INFORMATION SUPPLIED:
------

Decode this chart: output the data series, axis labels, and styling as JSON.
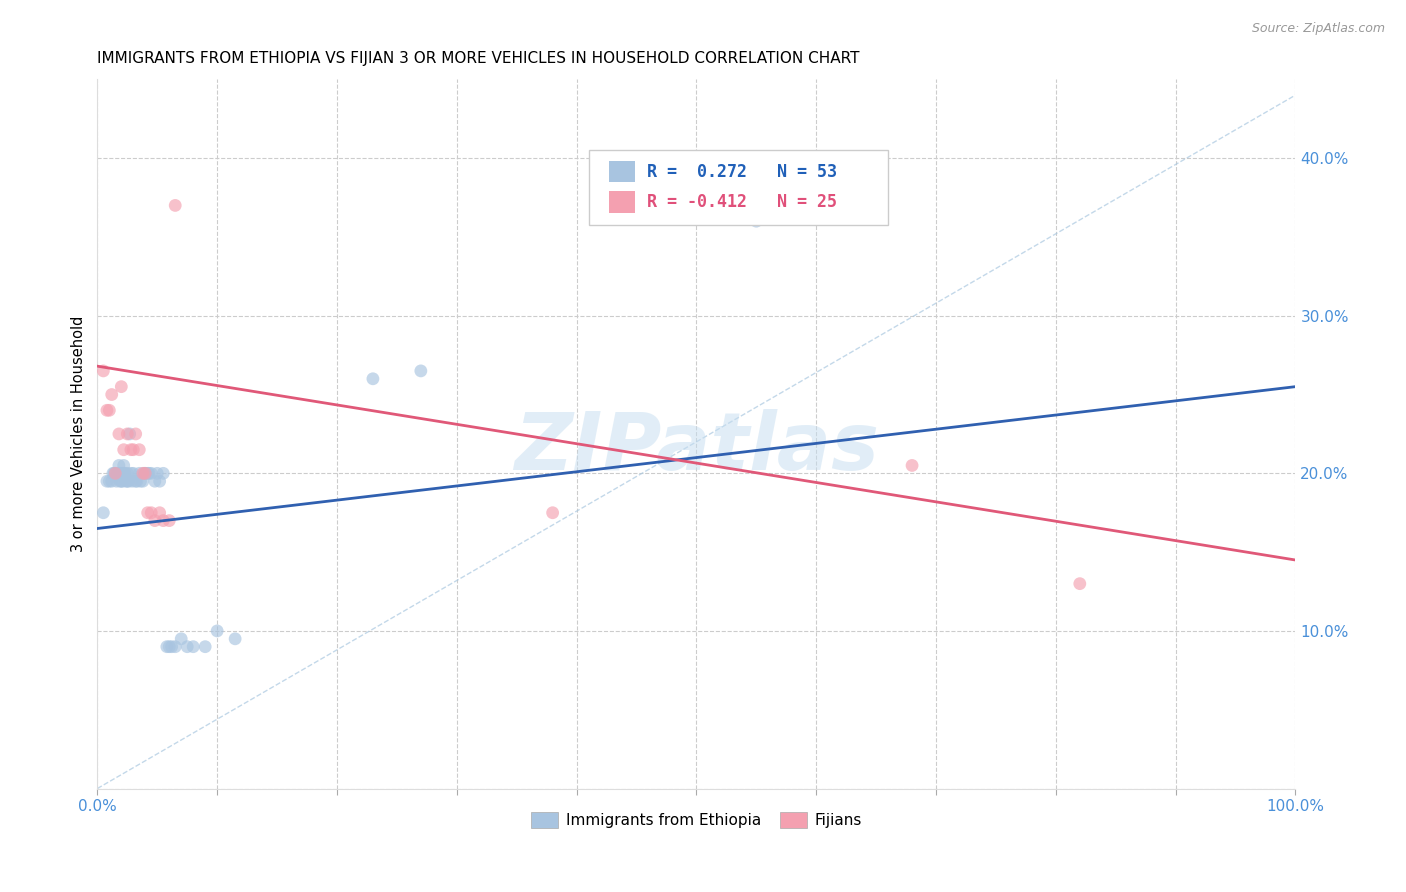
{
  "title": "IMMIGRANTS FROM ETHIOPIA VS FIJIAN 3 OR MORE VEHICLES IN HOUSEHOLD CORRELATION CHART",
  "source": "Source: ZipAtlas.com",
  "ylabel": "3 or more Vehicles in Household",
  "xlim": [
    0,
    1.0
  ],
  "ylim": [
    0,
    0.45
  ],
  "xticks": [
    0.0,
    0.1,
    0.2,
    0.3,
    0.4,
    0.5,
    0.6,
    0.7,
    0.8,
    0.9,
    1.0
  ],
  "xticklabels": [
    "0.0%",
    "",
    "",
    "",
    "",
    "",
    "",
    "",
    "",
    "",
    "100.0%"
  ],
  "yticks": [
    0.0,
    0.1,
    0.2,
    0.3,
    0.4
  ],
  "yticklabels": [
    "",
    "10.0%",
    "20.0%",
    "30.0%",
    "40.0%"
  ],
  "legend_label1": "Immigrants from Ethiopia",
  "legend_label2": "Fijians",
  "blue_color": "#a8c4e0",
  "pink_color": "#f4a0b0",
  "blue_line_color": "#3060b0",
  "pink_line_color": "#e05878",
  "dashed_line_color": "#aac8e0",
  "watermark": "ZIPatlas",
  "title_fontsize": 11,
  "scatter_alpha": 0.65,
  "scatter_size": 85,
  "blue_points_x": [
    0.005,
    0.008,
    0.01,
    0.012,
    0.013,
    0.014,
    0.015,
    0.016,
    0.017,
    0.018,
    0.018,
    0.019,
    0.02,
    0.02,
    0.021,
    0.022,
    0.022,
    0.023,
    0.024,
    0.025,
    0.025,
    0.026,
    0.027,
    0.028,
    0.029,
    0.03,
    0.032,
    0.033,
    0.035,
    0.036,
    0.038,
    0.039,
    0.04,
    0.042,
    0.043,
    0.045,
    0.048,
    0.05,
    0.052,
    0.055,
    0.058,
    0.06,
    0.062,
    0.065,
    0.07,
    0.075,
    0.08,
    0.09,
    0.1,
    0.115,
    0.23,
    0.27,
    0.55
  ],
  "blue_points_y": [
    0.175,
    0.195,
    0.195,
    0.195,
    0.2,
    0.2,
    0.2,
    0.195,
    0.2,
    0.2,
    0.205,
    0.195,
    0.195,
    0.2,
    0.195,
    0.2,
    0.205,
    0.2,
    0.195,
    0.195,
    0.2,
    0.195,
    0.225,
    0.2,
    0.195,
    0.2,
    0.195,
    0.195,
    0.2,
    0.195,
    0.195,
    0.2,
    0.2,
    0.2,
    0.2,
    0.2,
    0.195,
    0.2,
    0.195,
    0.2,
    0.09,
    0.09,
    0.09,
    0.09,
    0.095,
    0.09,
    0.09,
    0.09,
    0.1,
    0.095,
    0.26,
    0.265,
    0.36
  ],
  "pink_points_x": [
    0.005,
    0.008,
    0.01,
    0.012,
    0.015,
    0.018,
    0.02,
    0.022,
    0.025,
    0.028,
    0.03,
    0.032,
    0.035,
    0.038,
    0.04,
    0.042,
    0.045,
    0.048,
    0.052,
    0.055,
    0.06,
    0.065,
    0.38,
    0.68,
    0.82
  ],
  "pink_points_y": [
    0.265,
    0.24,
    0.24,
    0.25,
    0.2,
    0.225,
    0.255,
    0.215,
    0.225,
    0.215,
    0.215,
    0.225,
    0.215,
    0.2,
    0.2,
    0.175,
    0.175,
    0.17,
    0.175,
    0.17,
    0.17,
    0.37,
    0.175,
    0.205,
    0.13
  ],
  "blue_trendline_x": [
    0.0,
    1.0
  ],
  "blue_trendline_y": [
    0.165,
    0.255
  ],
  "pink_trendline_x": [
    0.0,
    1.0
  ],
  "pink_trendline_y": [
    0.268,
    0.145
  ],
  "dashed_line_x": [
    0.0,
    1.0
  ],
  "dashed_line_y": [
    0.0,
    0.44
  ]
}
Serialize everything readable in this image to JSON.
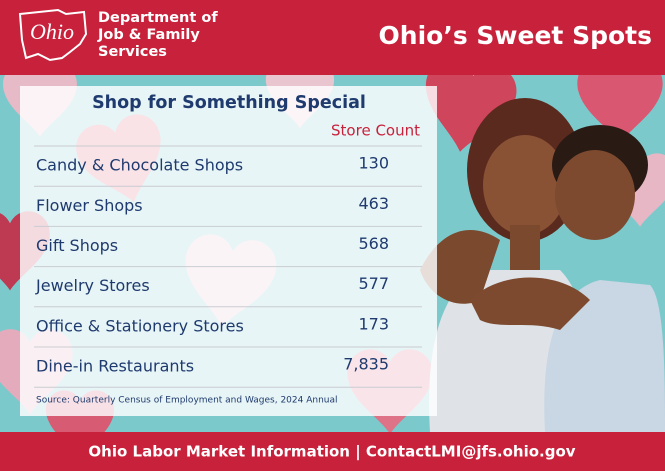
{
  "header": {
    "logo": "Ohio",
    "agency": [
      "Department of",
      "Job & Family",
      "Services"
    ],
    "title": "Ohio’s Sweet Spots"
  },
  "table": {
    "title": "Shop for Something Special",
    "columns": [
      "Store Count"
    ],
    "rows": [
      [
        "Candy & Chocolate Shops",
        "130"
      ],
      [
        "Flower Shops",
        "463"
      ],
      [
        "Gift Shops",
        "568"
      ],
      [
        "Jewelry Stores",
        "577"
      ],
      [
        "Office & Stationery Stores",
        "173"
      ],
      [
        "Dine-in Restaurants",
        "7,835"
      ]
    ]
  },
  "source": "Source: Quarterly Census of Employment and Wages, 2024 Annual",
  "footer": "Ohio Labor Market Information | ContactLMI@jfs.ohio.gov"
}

------

SET EXERCISE:
Using the entries above, return each line in which the word "JSON" occurs.

SOLUTION:
Decode this chart: output the data series, axis labels, and styling as JSON.
Serialize everything readable in this image to JSON.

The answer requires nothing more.